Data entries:
"""
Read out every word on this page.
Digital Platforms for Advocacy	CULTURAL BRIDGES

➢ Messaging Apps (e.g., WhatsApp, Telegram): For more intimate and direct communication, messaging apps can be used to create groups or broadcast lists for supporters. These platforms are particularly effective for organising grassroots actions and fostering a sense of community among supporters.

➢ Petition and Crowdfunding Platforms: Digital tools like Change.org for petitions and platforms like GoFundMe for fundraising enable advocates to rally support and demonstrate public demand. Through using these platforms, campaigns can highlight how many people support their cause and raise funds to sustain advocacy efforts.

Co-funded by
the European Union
"""
"""
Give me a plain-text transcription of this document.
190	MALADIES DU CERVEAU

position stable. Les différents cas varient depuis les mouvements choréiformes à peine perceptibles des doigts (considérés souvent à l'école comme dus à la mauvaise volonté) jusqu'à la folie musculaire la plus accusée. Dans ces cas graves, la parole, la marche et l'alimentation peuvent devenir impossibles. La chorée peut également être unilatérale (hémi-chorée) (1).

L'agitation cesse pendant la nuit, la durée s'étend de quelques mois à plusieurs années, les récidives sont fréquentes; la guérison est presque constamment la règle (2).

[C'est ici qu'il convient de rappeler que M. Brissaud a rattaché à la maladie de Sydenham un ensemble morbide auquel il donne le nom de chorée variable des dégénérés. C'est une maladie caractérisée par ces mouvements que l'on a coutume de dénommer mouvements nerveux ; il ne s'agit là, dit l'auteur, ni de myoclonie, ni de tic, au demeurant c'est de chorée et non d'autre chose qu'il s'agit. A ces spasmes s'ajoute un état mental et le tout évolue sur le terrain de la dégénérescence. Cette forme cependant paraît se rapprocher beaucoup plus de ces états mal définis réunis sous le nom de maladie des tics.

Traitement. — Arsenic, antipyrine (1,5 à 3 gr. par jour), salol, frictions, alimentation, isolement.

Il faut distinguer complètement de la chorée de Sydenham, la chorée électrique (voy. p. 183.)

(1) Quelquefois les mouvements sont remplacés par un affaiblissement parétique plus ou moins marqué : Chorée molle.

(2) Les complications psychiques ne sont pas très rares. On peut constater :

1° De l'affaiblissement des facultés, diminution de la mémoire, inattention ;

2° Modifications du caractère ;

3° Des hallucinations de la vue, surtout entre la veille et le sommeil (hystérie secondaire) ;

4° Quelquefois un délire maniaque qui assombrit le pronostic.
"""
Read the entries and show each line that mentions "sont".

L'agitation cesse pendant la nuit, la durée s'étend de quelques mois à plusieurs années, les récidives sont fréquentes; la guérison est presque constamment la règle (2).
(1) Quelquefois les mouvements sont remplacés par un affaiblissement parétique plus ou moins marqué : Chorée molle.
(2) Les complications psychiques ne sont pas très rares. On peut constater :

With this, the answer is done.